Find each line containing the string "count". Copy it.

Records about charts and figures
====

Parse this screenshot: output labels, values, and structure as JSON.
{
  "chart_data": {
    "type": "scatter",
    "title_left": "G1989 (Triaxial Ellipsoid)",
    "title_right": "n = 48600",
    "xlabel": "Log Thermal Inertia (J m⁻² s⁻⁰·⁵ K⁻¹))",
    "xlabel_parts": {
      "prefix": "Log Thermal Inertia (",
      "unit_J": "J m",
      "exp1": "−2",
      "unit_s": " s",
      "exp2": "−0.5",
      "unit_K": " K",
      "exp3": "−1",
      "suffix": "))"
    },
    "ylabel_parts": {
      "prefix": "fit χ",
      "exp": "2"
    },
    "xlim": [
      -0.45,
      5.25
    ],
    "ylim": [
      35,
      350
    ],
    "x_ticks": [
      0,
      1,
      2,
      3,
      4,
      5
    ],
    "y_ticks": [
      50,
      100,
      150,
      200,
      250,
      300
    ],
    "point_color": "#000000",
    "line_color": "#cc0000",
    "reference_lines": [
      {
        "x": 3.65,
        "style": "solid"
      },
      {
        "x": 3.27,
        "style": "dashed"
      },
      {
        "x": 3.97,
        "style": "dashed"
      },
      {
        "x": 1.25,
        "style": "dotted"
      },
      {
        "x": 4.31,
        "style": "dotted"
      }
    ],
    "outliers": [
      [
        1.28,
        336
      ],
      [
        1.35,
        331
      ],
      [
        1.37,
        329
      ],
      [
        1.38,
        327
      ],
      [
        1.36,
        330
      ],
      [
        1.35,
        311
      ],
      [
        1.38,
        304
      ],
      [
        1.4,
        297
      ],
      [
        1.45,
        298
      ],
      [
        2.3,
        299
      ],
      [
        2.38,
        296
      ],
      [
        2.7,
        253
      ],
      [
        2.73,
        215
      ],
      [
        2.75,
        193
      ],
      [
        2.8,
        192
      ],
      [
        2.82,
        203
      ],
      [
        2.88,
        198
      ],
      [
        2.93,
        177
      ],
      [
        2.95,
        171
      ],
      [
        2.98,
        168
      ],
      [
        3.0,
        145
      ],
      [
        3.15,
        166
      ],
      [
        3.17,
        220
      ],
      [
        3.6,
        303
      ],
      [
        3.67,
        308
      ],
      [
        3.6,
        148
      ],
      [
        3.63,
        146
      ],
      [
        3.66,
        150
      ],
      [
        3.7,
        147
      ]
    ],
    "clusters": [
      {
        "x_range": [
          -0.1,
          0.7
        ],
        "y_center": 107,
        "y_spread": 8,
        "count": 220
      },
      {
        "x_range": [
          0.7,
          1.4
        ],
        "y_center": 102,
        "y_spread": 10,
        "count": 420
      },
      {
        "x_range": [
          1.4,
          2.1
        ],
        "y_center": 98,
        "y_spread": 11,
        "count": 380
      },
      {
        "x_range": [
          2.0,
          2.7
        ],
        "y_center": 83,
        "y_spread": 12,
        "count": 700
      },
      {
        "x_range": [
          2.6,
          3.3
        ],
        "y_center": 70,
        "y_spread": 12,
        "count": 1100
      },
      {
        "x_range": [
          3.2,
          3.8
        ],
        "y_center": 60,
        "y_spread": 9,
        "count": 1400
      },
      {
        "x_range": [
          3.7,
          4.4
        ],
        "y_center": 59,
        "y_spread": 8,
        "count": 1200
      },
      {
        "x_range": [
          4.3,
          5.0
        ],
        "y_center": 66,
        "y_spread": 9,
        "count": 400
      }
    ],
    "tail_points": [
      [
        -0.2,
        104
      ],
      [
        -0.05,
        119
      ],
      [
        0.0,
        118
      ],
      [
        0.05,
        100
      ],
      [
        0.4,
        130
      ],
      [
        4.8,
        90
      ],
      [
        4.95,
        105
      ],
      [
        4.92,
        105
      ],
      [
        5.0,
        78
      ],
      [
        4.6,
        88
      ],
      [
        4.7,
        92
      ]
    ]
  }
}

====

SOLUTION FOR THIS PROBLEM:
        "count": 220
        "count": 420
        "count": 380
        "count": 700
        "count": 1100
        "count": 1400
        "count": 1200
        "count": 400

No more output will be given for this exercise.